> **Task brief**
Restate the records below word for word, and omit the images they hold.

> **Supplied material**
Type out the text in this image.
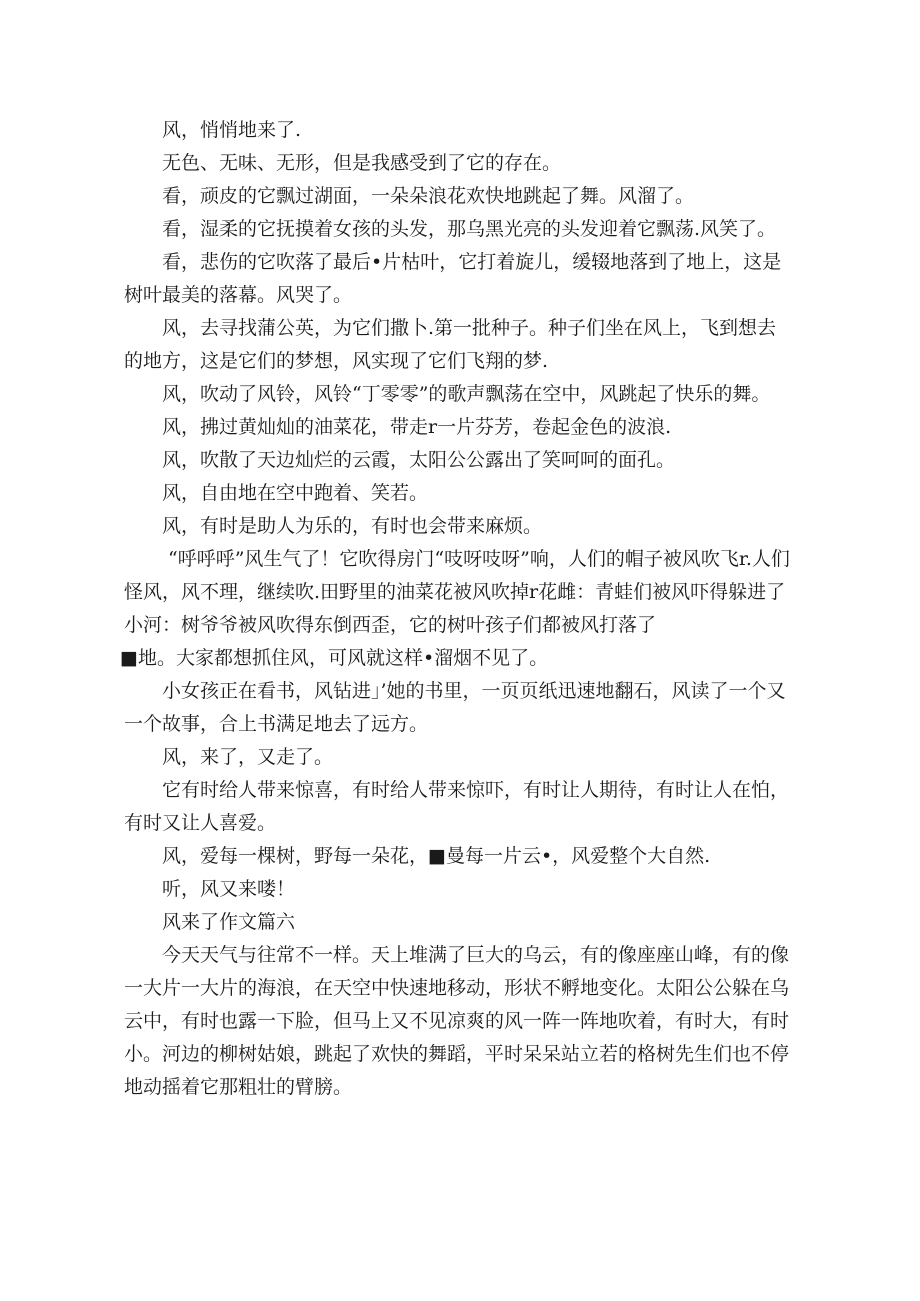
风，悄悄地来了.

无色、无味、无形，但是我感受到了它的存在。

看，顽皮的它飘过湖面，一朵朵浪花欢快地跳起了舞。风溜了。

看，湿柔的它抚摸着女孩的头发，那乌黑光亮的头发迎着它飘荡.风笑了。

看，悲伤的它吹落了最后•片枯叶，它打着旋儿，缓辍地落到了地上，这是树叶最美的落幕。风哭了。

风，去寻找蒲公英，为它们撒卜.第一批种子。种子们坐在风上，飞到想去的地方，这是它们的梦想，风实现了它们飞翔的梦.

风，吹动了风铃，风铃“丁零零”的歌声飘荡在空中，风跳起了快乐的舞。

风，拂过黄灿灿的油菜花，带走r一片芬芳，卷起金色的波浪.

风，吹散了天边灿烂的云霞，太阳公公露出了笑呵呵的面孔。

风，自由地在空中跑着、笑若。

风，有时是助人为乐的，有时也会带来麻烦。

“呼呼呼”风生气了！它吹得房门“吱呀吱呀”响，人们的帽子被风吹飞r.人们怪风，风不理，继续吹.田野里的油菜花被风吹掉r花雌：青蛙们被风吓得躲进了小河：树爷爷被风吹得东倒西歪，它的树叶孩子们都被风打落了

■地。大家都想抓住风，可风就这样•溜烟不见了。

小女孩正在看书，风钻进」’她的书里，一页页纸迅速地翻石，风读了一个又一个故事，合上书满足地去了远方。

风，来了，又走了。

它有时给人带来惊喜，有时给人带来惊吓，有时让人期待，有时让人在怕，有时又让人喜爱。

风，爱每一棵树，野每一朵花，■曼每一片云•，风爱整个大自然.

听，风又来喽！

风来了作文篇六

今天天气与往常不一样。天上堆满了巨大的乌云，有的像座座山峰，有的像一大片一大片的海浪，在天空中快速地移动，形状不孵地变化。太阳公公躲在乌云中，有时也露一下脸，但马上又不见凉爽的风一阵一阵地吹着，有时大，有时小。河边的柳树姑娘，跳起了欢快的舞蹈，平时呆呆站立若的格树先生们也不停地动摇着它那粗壮的臂膀。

> **Response for this exercise**
Type out the text in this image.
风，悄悄地来了.

无色、无味、无形，但是我感受到了它的存在。

看，顽皮的它飘过湖面，一朵朵浪花欢快地跳起了舞。风溜了。

看，湿柔的它抚摸着女孩的头发，那乌黑光亮的头发迎着它飘荡.风笑了。

看，悲伤的它吹落了最后•片枯叶，它打着旋儿，缓辍地落到了地上，这是树叶最美的落幕。风哭了。

风，去寻找蒲公英，为它们撒卜.第一批种子。种子们坐在风上，飞到想去的地方，这是它们的梦想，风实现了它们飞翔的梦.

风，吹动了风铃，风铃“丁零零”的歌声飘荡在空中，风跳起了快乐的舞。

风，拂过黄灿灿的油菜花，带走r一片芬芳，卷起金色的波浪.

风，吹散了天边灿烂的云霞，太阳公公露出了笑呵呵的面孔。

风，自由地在空中跑着、笑若。

风，有时是助人为乐的，有时也会带来麻烦。

“呼呼呼”风生气了！它吹得房门“吱呀吱呀”响，人们的帽子被风吹飞r.人们怪风，风不理，继续吹.田野里的油菜花被风吹掉r花雌：青蛙们被风吓得躲进了小河：树爷爷被风吹得东倒西歪，它的树叶孩子们都被风打落了

■地。大家都想抓住风，可风就这样•溜烟不见了。

小女孩正在看书，风钻进」’她的书里，一页页纸迅速地翻石，风读了一个又一个故事，合上书满足地去了远方。

风，来了，又走了。

它有时给人带来惊喜，有时给人带来惊吓，有时让人期待，有时让人在怕，有时又让人喜爱。

风，爱每一棵树，野每一朵花，■曼每一片云•，风爱整个大自然.

听，风又来喽！

风来了作文篇六

今天天气与往常不一样。天上堆满了巨大的乌云，有的像座座山峰，有的像一大片一大片的海浪，在天空中快速地移动，形状不孵地变化。太阳公公躲在乌云中，有时也露一下脸，但马上又不见凉爽的风一阵一阵地吹着，有时大，有时小。河边的柳树姑娘，跳起了欢快的舞蹈，平时呆呆站立若的格树先生们也不停地动摇着它那粗壮的臂膀。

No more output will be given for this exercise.